(begin)

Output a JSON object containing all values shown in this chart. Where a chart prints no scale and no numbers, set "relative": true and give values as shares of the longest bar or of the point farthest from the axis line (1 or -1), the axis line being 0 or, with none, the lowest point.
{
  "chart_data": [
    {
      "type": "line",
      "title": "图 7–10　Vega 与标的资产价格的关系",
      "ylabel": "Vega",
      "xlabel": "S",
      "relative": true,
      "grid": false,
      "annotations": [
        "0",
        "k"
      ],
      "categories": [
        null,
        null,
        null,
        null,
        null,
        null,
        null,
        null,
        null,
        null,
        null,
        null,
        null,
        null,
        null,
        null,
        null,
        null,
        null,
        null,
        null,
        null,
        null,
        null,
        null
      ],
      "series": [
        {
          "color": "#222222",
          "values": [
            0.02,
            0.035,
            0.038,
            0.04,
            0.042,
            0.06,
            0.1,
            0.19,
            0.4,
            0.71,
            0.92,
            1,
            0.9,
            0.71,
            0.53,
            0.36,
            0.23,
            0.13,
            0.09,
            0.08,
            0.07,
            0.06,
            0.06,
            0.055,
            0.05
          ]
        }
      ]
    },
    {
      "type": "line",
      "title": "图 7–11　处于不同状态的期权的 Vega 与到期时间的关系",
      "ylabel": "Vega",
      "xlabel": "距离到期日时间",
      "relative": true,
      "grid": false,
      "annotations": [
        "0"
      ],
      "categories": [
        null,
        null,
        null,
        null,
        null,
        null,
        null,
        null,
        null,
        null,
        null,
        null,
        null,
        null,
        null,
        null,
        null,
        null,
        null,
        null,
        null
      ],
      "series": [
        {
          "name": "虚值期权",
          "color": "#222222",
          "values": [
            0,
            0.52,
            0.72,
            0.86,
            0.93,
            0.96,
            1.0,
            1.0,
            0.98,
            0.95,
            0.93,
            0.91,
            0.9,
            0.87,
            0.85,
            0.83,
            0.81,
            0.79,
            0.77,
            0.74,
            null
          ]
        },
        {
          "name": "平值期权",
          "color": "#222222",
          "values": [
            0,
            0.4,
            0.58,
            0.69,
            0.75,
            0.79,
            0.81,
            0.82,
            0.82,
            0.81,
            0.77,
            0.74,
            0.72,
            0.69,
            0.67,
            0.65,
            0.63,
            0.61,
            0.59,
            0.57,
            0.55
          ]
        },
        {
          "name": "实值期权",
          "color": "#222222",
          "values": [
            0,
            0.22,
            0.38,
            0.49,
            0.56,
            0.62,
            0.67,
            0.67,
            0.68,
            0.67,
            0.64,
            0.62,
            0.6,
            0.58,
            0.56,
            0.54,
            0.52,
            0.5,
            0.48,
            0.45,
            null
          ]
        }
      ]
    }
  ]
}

(end)

AIM OF THE TASK.
Return every line holding the word "title" from the records.

SOLUTION.
      "title": "图 7–10　Vega 与标的资产价格的关系",
      "title": "图 7–11　处于不同状态的期权的 Vega 与到期时间的关系",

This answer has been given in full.